**** DATASET EXCERPTS ****

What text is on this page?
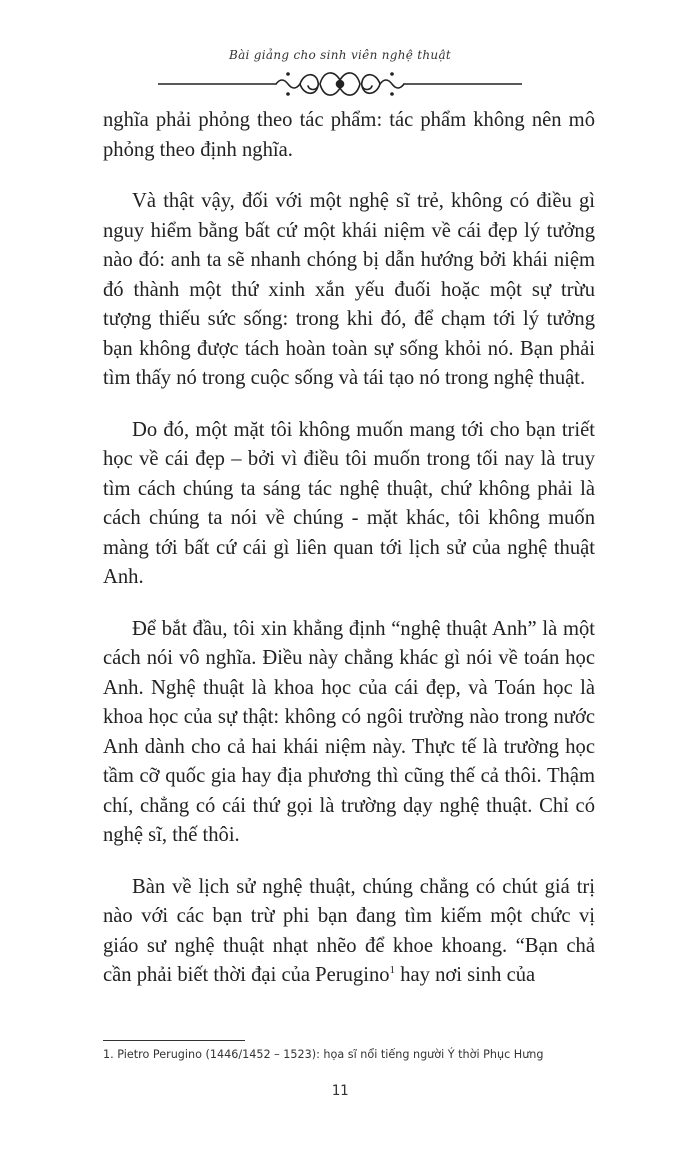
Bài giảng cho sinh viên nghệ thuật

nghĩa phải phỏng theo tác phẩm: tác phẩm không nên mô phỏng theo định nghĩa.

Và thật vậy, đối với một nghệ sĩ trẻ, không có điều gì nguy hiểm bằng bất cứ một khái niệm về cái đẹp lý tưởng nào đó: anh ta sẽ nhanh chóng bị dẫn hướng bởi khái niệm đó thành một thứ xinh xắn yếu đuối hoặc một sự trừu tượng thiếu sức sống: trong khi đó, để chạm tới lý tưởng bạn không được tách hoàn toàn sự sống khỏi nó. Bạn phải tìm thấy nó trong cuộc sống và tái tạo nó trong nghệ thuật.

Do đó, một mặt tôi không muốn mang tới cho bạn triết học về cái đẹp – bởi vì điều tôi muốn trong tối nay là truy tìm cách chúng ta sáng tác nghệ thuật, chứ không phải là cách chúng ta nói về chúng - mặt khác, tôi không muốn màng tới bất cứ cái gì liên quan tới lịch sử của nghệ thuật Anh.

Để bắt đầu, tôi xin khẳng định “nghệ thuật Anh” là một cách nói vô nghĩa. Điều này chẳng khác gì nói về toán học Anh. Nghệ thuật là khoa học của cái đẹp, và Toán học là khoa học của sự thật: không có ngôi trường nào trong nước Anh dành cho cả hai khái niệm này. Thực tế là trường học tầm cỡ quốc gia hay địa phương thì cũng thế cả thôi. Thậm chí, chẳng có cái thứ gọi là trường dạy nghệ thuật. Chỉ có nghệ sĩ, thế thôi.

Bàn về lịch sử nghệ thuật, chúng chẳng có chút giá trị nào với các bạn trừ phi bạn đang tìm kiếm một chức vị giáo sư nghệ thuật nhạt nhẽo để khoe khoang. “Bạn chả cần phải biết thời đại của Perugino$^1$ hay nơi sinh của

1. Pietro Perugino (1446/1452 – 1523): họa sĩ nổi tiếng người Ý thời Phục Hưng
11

****

Pictures appear in the records above. Output everything except them, exactly.

What text is on this page?
Bài giảng cho sinh viên nghệ thuật

nghĩa phải phỏng theo tác phẩm: tác phẩm không nên mô phỏng theo định nghĩa.

Và thật vậy, đối với một nghệ sĩ trẻ, không có điều gì nguy hiểm bằng bất cứ một khái niệm về cái đẹp lý tưởng nào đó: anh ta sẽ nhanh chóng bị dẫn hướng bởi khái niệm đó thành một thứ xinh xắn yếu đuối hoặc một sự trừu tượng thiếu sức sống: trong khi đó, để chạm tới lý tưởng bạn không được tách hoàn toàn sự sống khỏi nó. Bạn phải tìm thấy nó trong cuộc sống và tái tạo nó trong nghệ thuật.

Do đó, một mặt tôi không muốn mang tới cho bạn triết học về cái đẹp – bởi vì điều tôi muốn trong tối nay là truy tìm cách chúng ta sáng tác nghệ thuật, chứ không phải là cách chúng ta nói về chúng - mặt khác, tôi không muốn màng tới bất cứ cái gì liên quan tới lịch sử của nghệ thuật Anh.

Để bắt đầu, tôi xin khẳng định “nghệ thuật Anh” là một cách nói vô nghĩa. Điều này chẳng khác gì nói về toán học Anh. Nghệ thuật là khoa học của cái đẹp, và Toán học là khoa học của sự thật: không có ngôi trường nào trong nước Anh dành cho cả hai khái niệm này. Thực tế là trường học tầm cỡ quốc gia hay địa phương thì cũng thế cả thôi. Thậm chí, chẳng có cái thứ gọi là trường dạy nghệ thuật. Chỉ có nghệ sĩ, thế thôi.

Bàn về lịch sử nghệ thuật, chúng chẳng có chút giá trị nào với các bạn trừ phi bạn đang tìm kiếm một chức vị giáo sư nghệ thuật nhạt nhẽo để khoe khoang. “Bạn chả cần phải biết thời đại của Perugino$^1$ hay nơi sinh của

1. Pietro Perugino (1446/1452 – 1523): họa sĩ nổi tiếng người Ý thời Phục Hưng
11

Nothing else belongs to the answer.